__Problem requirements__
What is needed is an exact copy of the entries below, from the line that contains "OCR this image." through the final line, both included, and nothing else.

___ Input for this task ___

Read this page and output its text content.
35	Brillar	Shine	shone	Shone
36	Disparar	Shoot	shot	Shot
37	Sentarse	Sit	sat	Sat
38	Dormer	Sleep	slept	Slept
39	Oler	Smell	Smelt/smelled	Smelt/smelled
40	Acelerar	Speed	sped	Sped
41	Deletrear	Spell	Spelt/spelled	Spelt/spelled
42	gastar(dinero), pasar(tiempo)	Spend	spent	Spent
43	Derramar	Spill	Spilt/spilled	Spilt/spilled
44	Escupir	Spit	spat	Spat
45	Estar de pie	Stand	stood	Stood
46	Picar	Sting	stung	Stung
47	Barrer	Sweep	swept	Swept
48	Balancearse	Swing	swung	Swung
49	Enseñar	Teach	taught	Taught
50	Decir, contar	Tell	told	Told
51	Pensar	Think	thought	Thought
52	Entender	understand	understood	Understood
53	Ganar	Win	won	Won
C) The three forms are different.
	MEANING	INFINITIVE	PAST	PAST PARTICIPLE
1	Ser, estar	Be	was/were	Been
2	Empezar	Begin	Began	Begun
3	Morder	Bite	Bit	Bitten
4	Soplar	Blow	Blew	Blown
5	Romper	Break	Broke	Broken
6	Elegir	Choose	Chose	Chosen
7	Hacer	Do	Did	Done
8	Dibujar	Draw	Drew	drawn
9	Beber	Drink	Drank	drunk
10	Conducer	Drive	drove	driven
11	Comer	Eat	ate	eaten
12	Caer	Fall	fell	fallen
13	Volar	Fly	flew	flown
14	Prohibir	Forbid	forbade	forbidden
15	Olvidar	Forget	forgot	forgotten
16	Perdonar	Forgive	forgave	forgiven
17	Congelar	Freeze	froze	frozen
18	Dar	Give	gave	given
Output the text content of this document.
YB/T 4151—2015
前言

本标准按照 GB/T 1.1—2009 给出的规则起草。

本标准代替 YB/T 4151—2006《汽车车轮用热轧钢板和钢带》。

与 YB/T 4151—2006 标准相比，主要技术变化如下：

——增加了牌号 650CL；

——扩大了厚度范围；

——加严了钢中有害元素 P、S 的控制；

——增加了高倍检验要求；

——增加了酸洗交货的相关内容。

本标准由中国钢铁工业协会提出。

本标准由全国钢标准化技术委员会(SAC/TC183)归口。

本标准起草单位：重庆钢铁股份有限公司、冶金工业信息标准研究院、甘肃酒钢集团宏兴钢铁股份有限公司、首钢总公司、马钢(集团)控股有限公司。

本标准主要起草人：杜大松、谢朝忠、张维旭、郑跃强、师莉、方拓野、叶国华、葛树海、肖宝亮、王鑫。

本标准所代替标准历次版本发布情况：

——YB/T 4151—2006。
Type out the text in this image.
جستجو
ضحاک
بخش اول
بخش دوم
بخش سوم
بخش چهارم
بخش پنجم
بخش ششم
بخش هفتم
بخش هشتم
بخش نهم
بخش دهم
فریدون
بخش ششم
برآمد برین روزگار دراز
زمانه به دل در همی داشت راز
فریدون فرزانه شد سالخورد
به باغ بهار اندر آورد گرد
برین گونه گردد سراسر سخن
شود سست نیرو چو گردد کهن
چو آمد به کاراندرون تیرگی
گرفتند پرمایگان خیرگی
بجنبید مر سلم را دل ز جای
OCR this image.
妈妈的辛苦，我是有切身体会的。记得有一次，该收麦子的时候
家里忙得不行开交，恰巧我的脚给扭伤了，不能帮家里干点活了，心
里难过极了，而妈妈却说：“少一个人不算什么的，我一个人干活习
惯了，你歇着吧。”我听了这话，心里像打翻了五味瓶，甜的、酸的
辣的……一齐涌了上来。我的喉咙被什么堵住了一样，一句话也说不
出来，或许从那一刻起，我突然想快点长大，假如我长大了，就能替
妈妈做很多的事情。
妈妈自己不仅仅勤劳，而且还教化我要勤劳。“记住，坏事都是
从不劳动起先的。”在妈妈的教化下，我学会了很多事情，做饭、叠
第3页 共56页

___

__Completed task__
OCR this image.
妈妈的辛苦，我是有切身体会的。记得有一次，该收麦子的时候
家里忙得不行开交，恰巧我的脚给扭伤了，不能帮家里干点活了，心
里难过极了，而妈妈却说：“少一个人不算什么的，我一个人干活习
惯了，你歇着吧。”我听了这话，心里像打翻了五味瓶，甜的、酸的
辣的……一齐涌了上来。我的喉咙被什么堵住了一样，一句话也说不
出来，或许从那一刻起，我突然想快点长大，假如我长大了，就能替
妈妈做很多的事情。
妈妈自己不仅仅勤劳，而且还教化我要勤劳。“记住，坏事都是
从不劳动起先的。”在妈妈的教化下，我学会了很多事情，做饭、叠
第3页 共56页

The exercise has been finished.